Transcribe the tail of the listing: start at the line containing "Transcribe the text in this document." and stop after the last line, keeping every character as is and adding nothing.
-- start of Given records --
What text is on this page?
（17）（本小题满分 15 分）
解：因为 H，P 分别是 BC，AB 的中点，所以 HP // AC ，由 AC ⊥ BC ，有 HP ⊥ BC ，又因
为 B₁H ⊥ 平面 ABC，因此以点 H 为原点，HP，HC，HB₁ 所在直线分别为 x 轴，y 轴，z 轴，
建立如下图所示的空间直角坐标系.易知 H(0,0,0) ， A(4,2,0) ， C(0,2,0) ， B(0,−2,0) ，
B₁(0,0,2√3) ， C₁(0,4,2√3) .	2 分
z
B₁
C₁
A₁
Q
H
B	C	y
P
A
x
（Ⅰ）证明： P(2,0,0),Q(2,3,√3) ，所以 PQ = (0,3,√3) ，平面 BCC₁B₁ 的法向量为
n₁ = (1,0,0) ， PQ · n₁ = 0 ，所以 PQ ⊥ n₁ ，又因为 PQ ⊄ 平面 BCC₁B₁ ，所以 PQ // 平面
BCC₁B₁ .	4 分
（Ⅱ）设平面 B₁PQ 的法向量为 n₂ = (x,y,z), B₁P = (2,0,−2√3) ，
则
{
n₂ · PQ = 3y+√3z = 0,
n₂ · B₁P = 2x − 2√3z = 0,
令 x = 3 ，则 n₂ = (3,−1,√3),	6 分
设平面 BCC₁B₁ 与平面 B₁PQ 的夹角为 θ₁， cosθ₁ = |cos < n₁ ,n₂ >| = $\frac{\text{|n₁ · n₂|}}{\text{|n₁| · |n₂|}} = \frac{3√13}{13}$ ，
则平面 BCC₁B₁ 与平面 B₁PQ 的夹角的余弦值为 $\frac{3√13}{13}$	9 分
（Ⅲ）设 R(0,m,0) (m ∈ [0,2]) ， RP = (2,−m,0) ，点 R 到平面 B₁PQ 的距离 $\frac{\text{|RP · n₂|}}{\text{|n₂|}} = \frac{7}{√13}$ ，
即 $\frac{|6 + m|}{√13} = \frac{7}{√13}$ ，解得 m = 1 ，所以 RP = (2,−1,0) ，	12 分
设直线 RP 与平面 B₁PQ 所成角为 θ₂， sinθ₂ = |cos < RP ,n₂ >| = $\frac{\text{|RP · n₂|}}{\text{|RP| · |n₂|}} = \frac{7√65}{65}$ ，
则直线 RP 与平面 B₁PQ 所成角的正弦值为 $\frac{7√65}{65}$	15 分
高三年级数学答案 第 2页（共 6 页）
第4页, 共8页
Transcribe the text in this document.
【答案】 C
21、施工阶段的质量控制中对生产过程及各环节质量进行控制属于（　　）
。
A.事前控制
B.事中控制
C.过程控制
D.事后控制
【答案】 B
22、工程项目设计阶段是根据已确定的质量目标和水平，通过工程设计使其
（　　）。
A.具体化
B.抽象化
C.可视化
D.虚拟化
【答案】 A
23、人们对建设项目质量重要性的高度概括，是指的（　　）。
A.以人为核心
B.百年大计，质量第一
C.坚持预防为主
-- end of Given records --
● **Right answer**:
Transcribe the text in this document.
【答案】 C
21、施工阶段的质量控制中对生产过程及各环节质量进行控制属于（　　）
。
A.事前控制
B.事中控制
C.过程控制
D.事后控制
【答案】 B
22、工程项目设计阶段是根据已确定的质量目标和水平，通过工程设计使其
（　　）。
A.具体化
B.抽象化
C.可视化
D.虚拟化
【答案】 A
23、人们对建设项目质量重要性的高度概括，是指的（　　）。
A.以人为核心
B.百年大计，质量第一
C.坚持预防为主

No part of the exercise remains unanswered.